▶ [PROBLEM TO WORK ON]:
Below is a block of records; reproduce all of them exactly and leave out any pictures.

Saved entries
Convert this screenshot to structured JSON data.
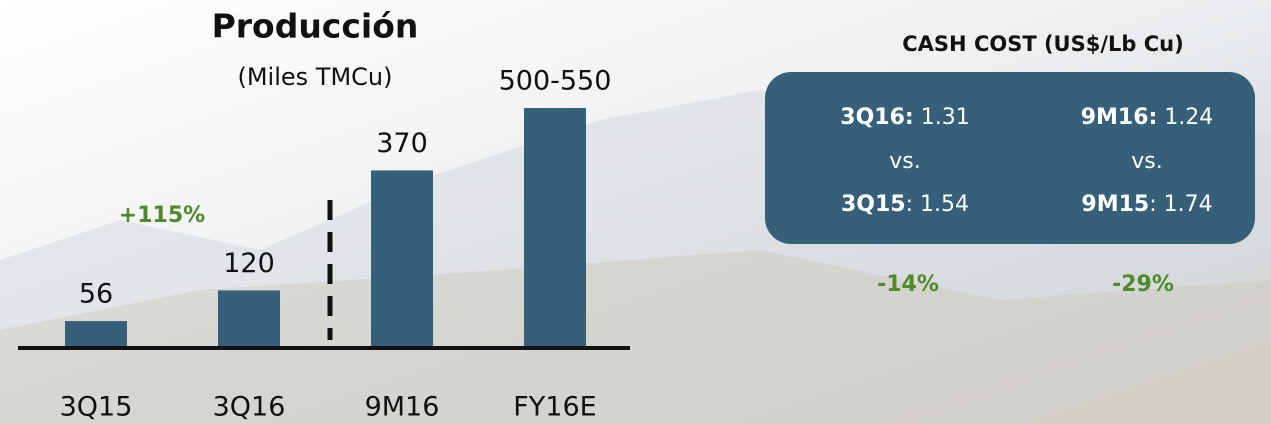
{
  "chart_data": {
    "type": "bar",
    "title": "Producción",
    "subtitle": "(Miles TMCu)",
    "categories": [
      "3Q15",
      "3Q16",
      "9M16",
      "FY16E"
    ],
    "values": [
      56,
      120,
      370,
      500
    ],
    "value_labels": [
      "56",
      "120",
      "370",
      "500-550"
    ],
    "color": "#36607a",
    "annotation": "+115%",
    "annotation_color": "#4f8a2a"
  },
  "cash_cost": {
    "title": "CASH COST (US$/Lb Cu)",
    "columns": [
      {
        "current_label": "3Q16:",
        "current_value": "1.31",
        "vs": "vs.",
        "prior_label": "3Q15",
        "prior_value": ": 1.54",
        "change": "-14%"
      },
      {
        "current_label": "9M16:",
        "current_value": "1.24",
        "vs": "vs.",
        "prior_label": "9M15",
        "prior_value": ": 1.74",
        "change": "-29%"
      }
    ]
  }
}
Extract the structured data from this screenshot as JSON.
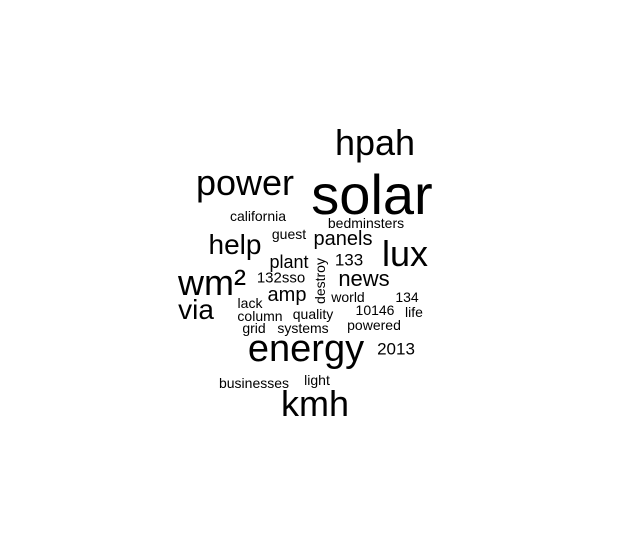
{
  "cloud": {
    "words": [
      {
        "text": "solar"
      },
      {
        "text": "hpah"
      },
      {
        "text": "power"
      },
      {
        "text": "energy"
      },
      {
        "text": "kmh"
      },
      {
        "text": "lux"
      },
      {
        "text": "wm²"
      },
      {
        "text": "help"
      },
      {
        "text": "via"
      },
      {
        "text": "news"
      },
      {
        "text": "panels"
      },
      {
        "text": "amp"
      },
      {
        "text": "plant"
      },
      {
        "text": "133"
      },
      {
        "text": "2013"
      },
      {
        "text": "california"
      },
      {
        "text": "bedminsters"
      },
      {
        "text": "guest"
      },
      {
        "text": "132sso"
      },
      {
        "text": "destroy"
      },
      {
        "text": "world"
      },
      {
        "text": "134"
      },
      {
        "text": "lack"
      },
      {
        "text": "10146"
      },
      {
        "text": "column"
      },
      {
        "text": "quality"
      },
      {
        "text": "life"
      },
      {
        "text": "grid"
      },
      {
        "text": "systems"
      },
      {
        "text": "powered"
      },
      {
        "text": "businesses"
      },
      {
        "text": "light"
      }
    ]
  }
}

▶ [WRITTEN SOLUTION]:
Convert this screenshot to structured JSON data.
{
  "chart_data": {
    "type": "bar",
    "title": "Producción",
    "subtitle": "(Miles TMCu)",
    "categories": [
      "3Q15",
      "3Q16",
      "9M16",
      "FY16E"
    ],
    "values": [
      56,
      120,
      370,
      500
    ],
    "value_labels": [
      "56",
      "120",
      "370",
      "500-550"
    ],
    "color": "#36607a",
    "annotation": "+115%",
    "annotation_color": "#4f8a2a"
  },
  "cash_cost": {
    "title": "CASH COST (US$/Lb Cu)",
    "columns": [
      {
        "current_label": "3Q16:",
        "current_value": "1.31",
        "vs": "vs.",
        "prior_label": "3Q15",
        "prior_value": ": 1.54",
        "change": "-14%"
      },
      {
        "current_label": "9M16:",
        "current_value": "1.24",
        "vs": "vs.",
        "prior_label": "9M15",
        "prior_value": ": 1.74",
        "change": "-29%"
      }
    ]
  }
}
Extract the structured data from this screenshot as JSON.
{
  "cloud": {
    "words": [
      {
        "text": "solar"
      },
      {
        "text": "hpah"
      },
      {
        "text": "power"
      },
      {
        "text": "energy"
      },
      {
        "text": "kmh"
      },
      {
        "text": "lux"
      },
      {
        "text": "wm²"
      },
      {
        "text": "help"
      },
      {
        "text": "via"
      },
      {
        "text": "news"
      },
      {
        "text": "panels"
      },
      {
        "text": "amp"
      },
      {
        "text": "plant"
      },
      {
        "text": "133"
      },
      {
        "text": "2013"
      },
      {
        "text": "california"
      },
      {
        "text": "bedminsters"
      },
      {
        "text": "guest"
      },
      {
        "text": "132sso"
      },
      {
        "text": "destroy"
      },
      {
        "text": "world"
      },
      {
        "text": "134"
      },
      {
        "text": "lack"
      },
      {
        "text": "10146"
      },
      {
        "text": "column"
      },
      {
        "text": "quality"
      },
      {
        "text": "life"
      },
      {
        "text": "grid"
      },
      {
        "text": "systems"
      },
      {
        "text": "powered"
      },
      {
        "text": "businesses"
      },
      {
        "text": "light"
      }
    ]
  }
}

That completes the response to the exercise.